## AIM:
Print the listing below in its entirety, character for character.

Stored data
..............................

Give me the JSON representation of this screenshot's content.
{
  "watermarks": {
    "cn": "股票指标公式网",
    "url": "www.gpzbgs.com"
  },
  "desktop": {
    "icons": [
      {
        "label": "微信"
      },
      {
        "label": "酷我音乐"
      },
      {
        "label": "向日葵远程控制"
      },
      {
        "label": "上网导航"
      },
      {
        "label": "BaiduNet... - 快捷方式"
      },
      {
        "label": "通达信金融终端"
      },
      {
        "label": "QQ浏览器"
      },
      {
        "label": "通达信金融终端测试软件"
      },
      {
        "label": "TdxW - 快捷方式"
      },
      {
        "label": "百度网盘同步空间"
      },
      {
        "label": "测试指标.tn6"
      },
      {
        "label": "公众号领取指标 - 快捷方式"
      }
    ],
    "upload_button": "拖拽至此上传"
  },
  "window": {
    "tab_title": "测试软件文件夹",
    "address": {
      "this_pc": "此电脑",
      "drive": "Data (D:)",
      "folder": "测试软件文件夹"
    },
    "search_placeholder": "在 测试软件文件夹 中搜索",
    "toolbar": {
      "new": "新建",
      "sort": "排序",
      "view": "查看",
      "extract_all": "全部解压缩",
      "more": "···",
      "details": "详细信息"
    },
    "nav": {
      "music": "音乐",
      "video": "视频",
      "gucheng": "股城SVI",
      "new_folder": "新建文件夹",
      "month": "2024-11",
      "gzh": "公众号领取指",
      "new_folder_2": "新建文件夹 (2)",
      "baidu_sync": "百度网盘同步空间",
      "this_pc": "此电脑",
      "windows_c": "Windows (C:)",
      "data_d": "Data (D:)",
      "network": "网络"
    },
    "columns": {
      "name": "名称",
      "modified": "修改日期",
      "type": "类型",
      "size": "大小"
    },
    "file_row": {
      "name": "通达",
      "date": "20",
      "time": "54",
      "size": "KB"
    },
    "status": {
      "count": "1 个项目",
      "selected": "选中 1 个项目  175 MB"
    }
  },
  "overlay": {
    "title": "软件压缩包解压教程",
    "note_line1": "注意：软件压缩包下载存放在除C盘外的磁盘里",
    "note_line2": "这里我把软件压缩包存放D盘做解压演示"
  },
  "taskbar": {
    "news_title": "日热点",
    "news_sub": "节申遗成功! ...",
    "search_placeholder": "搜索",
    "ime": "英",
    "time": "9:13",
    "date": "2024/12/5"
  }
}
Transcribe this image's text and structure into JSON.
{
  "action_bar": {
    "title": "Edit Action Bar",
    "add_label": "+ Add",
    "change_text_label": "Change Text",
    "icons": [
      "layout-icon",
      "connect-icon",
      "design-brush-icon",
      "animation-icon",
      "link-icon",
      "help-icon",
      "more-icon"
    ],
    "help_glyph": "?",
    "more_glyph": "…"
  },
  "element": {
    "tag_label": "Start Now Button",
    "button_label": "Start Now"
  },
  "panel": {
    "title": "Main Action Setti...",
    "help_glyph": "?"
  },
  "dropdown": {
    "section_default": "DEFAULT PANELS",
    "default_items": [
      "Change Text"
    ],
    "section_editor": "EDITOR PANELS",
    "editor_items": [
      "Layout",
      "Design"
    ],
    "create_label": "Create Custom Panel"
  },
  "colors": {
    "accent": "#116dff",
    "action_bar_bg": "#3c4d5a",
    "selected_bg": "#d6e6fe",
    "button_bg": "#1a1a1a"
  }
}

..............................

## EXERCISE OUTPUT:
Give me the JSON representation of this screenshot's content.
{
  "watermarks": {
    "cn": "股票指标公式网",
    "url": "www.gpzbgs.com"
  },
  "desktop": {
    "icons": [
      {
        "label": "微信"
      },
      {
        "label": "酷我音乐"
      },
      {
        "label": "向日葵远程控制"
      },
      {
        "label": "上网导航"
      },
      {
        "label": "BaiduNet... - 快捷方式"
      },
      {
        "label": "通达信金融终端"
      },
      {
        "label": "QQ浏览器"
      },
      {
        "label": "通达信金融终端测试软件"
      },
      {
        "label": "TdxW - 快捷方式"
      },
      {
        "label": "百度网盘同步空间"
      },
      {
        "label": "测试指标.tn6"
      },
      {
        "label": "公众号领取指标 - 快捷方式"
      }
    ],
    "upload_button": "拖拽至此上传"
  },
  "window": {
    "tab_title": "测试软件文件夹",
    "address": {
      "this_pc": "此电脑",
      "drive": "Data (D:)",
      "folder": "测试软件文件夹"
    },
    "search_placeholder": "在 测试软件文件夹 中搜索",
    "toolbar": {
      "new": "新建",
      "sort": "排序",
      "view": "查看",
      "extract_all": "全部解压缩",
      "more": "···",
      "details": "详细信息"
    },
    "nav": {
      "music": "音乐",
      "video": "视频",
      "gucheng": "股城SVI",
      "new_folder": "新建文件夹",
      "month": "2024-11",
      "gzh": "公众号领取指",
      "new_folder_2": "新建文件夹 (2)",
      "baidu_sync": "百度网盘同步空间",
      "this_pc": "此电脑",
      "windows_c": "Windows (C:)",
      "data_d": "Data (D:)",
      "network": "网络"
    },
    "columns": {
      "name": "名称",
      "modified": "修改日期",
      "type": "类型",
      "size": "大小"
    },
    "file_row": {
      "name": "通达",
      "date": "20",
      "time": "54",
      "size": "KB"
    },
    "status": {
      "count": "1 个项目",
      "selected": "选中 1 个项目  175 MB"
    }
  },
  "overlay": {
    "title": "软件压缩包解压教程",
    "note_line1": "注意：软件压缩包下载存放在除C盘外的磁盘里",
    "note_line2": "这里我把软件压缩包存放D盘做解压演示"
  },
  "taskbar": {
    "news_title": "日热点",
    "news_sub": "节申遗成功! ...",
    "search_placeholder": "搜索",
    "ime": "英",
    "time": "9:13",
    "date": "2024/12/5"
  }
}
Transcribe this image's text and structure into JSON.
{
  "action_bar": {
    "title": "Edit Action Bar",
    "add_label": "+ Add",
    "change_text_label": "Change Text",
    "icons": [
      "layout-icon",
      "connect-icon",
      "design-brush-icon",
      "animation-icon",
      "link-icon",
      "help-icon",
      "more-icon"
    ],
    "help_glyph": "?",
    "more_glyph": "…"
  },
  "element": {
    "tag_label": "Start Now Button",
    "button_label": "Start Now"
  },
  "panel": {
    "title": "Main Action Setti...",
    "help_glyph": "?"
  },
  "dropdown": {
    "section_default": "DEFAULT PANELS",
    "default_items": [
      "Change Text"
    ],
    "section_editor": "EDITOR PANELS",
    "editor_items": [
      "Layout",
      "Design"
    ],
    "create_label": "Create Custom Panel"
  },
  "colors": {
    "accent": "#116dff",
    "action_bar_bg": "#3c4d5a",
    "selected_bg": "#d6e6fe",
    "button_bg": "#1a1a1a"
  }
}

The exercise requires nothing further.